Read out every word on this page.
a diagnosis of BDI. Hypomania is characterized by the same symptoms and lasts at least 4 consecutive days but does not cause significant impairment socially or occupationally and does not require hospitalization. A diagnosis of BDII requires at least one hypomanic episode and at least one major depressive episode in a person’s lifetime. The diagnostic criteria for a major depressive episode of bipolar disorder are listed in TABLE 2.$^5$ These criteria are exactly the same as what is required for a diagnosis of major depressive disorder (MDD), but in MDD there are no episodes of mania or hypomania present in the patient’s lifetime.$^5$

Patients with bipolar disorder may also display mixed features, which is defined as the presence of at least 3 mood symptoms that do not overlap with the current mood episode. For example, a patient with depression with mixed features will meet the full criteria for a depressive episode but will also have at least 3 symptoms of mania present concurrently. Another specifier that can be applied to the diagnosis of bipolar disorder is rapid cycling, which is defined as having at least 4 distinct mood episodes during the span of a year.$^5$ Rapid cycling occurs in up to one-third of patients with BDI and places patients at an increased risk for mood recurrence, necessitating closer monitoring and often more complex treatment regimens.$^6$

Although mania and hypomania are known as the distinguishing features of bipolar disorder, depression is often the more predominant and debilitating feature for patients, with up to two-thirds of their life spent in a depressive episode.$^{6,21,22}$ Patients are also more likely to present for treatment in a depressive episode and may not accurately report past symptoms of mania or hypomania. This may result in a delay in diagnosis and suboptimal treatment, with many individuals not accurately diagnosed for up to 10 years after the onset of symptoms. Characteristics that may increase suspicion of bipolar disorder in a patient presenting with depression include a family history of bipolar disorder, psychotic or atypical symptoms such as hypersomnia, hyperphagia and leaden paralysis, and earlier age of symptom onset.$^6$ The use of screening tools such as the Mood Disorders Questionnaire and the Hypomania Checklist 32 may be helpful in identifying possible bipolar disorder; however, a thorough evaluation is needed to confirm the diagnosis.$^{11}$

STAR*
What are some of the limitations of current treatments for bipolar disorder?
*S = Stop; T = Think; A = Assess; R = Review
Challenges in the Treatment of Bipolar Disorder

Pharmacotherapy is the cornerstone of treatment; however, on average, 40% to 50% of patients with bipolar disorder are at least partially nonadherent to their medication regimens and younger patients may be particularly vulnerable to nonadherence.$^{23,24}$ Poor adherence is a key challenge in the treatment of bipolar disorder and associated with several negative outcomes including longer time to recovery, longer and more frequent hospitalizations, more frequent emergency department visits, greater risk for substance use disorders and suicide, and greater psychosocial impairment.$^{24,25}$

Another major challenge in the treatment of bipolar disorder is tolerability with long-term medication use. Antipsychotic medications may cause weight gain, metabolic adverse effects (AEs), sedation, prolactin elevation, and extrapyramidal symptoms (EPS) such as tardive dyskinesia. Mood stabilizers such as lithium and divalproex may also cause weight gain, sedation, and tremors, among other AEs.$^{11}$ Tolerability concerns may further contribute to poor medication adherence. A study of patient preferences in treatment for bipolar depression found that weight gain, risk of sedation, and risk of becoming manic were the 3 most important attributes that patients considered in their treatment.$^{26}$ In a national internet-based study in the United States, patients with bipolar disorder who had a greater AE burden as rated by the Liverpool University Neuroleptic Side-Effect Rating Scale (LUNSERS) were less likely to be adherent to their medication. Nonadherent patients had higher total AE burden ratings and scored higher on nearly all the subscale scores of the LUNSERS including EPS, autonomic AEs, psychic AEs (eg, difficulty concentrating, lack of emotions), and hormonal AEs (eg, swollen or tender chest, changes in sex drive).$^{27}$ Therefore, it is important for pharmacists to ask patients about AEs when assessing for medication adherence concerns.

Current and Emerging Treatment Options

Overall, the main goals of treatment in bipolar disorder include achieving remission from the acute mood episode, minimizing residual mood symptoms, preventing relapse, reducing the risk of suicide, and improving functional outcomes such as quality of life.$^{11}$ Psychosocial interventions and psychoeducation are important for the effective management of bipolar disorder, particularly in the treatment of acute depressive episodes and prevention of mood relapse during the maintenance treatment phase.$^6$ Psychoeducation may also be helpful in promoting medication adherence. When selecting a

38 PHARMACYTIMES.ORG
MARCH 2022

--

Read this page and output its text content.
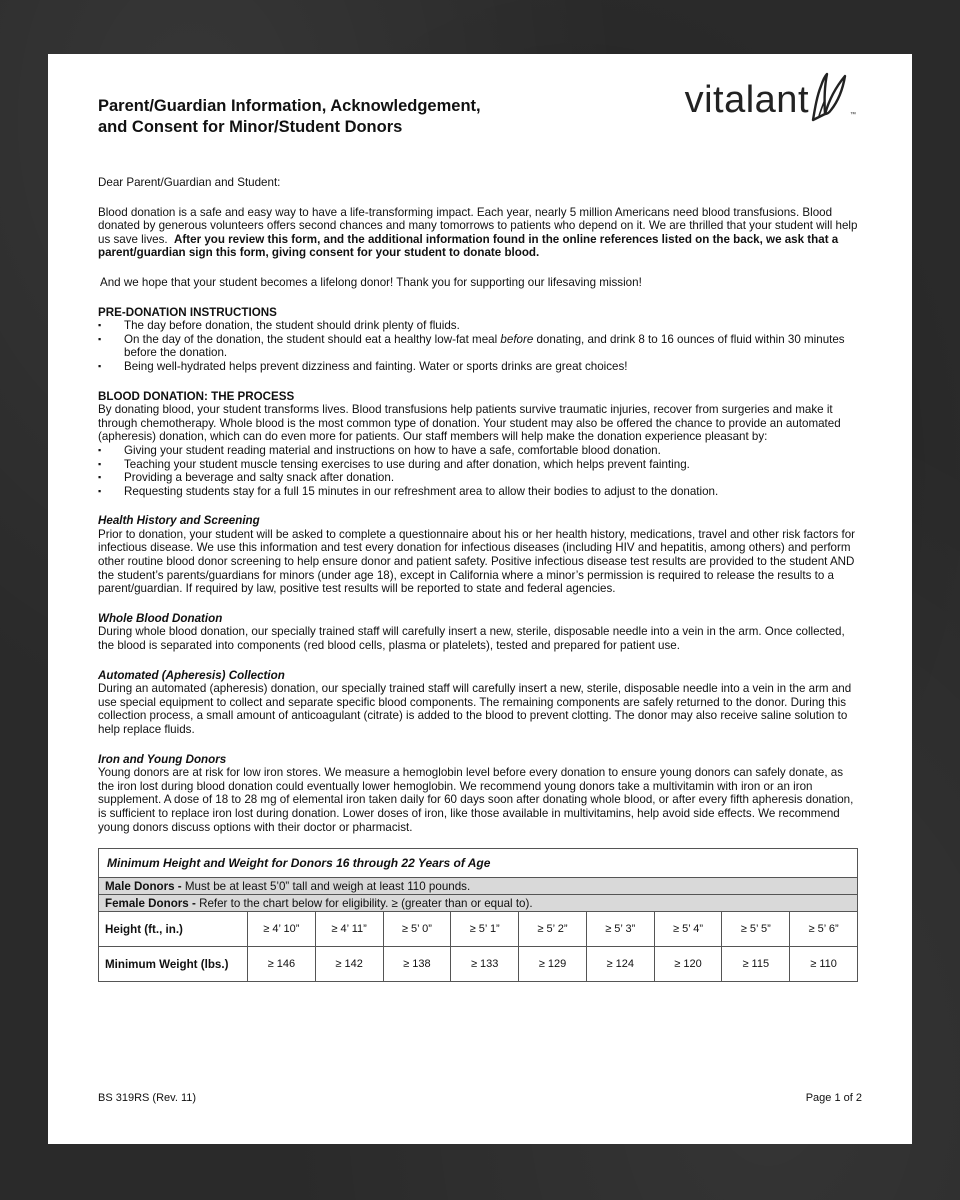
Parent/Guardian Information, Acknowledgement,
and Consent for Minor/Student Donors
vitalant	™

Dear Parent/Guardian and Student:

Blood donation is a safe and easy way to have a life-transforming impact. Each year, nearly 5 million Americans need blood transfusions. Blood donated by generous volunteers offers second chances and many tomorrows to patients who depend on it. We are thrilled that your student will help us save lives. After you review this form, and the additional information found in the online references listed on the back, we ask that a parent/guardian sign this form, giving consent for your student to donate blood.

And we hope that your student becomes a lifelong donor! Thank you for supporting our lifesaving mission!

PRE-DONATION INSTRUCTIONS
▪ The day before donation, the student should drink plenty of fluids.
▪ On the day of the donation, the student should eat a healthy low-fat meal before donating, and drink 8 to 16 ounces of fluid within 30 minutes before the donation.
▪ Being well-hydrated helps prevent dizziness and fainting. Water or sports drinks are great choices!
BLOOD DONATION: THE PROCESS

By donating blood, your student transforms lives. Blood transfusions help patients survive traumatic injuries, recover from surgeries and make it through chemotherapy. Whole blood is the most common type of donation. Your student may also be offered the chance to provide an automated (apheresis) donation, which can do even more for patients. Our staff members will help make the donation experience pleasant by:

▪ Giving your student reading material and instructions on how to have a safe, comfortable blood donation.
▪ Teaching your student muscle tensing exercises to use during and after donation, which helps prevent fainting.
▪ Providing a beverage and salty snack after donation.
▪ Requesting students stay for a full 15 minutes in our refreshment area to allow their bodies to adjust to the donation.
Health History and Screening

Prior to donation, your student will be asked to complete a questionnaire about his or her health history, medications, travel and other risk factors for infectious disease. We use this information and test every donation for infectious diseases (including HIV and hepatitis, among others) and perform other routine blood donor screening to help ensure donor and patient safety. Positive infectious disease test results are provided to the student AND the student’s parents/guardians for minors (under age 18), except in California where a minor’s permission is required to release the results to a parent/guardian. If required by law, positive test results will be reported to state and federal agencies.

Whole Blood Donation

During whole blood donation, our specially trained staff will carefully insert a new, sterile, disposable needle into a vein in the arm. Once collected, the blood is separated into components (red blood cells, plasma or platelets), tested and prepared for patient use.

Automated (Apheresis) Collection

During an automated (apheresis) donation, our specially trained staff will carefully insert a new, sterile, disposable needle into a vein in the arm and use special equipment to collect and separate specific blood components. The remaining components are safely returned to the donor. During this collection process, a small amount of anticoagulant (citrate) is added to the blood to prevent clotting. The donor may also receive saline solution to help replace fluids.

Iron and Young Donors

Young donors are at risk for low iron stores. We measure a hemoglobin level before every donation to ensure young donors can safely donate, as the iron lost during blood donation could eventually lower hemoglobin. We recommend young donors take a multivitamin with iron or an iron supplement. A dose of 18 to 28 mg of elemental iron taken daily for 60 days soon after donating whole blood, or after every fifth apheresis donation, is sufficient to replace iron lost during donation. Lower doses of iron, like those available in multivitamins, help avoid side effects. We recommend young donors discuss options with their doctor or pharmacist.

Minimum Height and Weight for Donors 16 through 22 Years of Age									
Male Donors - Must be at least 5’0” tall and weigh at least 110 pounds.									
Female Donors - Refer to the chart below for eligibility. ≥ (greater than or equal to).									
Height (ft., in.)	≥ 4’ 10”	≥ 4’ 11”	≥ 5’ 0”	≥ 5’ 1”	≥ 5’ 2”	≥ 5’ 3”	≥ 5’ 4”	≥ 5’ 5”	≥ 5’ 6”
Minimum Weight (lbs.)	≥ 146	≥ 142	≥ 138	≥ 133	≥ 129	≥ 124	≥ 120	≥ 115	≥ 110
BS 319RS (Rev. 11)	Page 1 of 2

--

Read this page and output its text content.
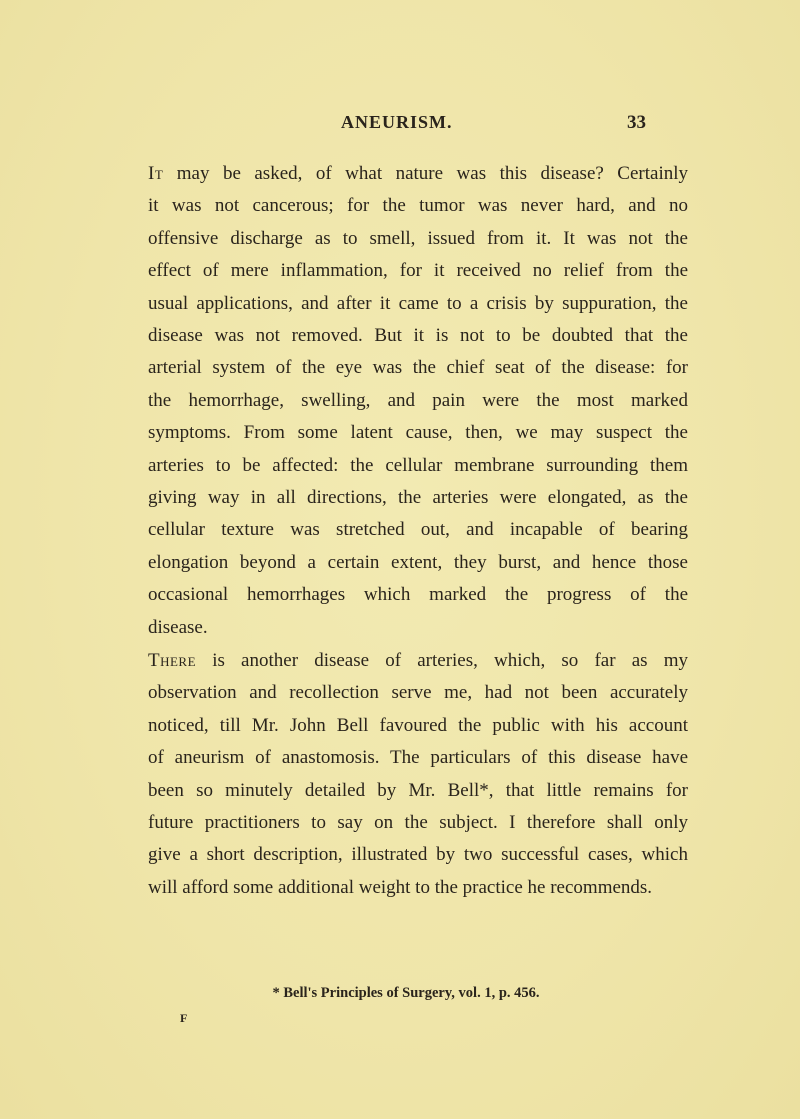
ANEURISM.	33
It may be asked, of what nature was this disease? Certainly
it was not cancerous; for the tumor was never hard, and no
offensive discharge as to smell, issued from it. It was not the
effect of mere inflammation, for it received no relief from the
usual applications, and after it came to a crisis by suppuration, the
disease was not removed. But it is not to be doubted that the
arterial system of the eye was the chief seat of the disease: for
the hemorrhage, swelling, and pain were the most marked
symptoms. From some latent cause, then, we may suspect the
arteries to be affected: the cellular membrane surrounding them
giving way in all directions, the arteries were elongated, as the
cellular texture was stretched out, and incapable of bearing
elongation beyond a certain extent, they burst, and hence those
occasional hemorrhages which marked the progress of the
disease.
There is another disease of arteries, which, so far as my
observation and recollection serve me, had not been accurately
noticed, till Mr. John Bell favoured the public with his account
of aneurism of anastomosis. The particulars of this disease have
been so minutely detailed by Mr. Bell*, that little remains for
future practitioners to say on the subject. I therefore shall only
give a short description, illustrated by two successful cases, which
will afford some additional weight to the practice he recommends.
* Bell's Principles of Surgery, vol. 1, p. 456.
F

*Exercise*. Every line above in which the word "listed" occurs needs to be copied.

*Output of the task*.
a diagnosis of BDI. Hypomania is characterized by the same symptoms and lasts at least 4 consecutive days but does not cause significant impairment socially or occupationally and does not require hospitalization. A diagnosis of BDII requires at least one hypomanic episode and at least one major depressive episode in a person’s lifetime. The diagnostic criteria for a major depressive episode of bipolar disorder are listed in TABLE 2.$^5$ These criteria are exactly the same as what is required for a diagnosis of major depressive disorder (MDD), but in MDD there are no episodes of mania or hypomania present in the patient’s lifetime.$^5$
Blood donation is a safe and easy way to have a life-transforming impact. Each year, nearly 5 million Americans need blood transfusions. Blood donated by generous volunteers offers second chances and many tomorrows to patients who depend on it. We are thrilled that your student will help us save lives. After you review this form, and the additional information found in the online references listed on the back, we ask that a parent/guardian sign this form, giving consent for your student to donate blood.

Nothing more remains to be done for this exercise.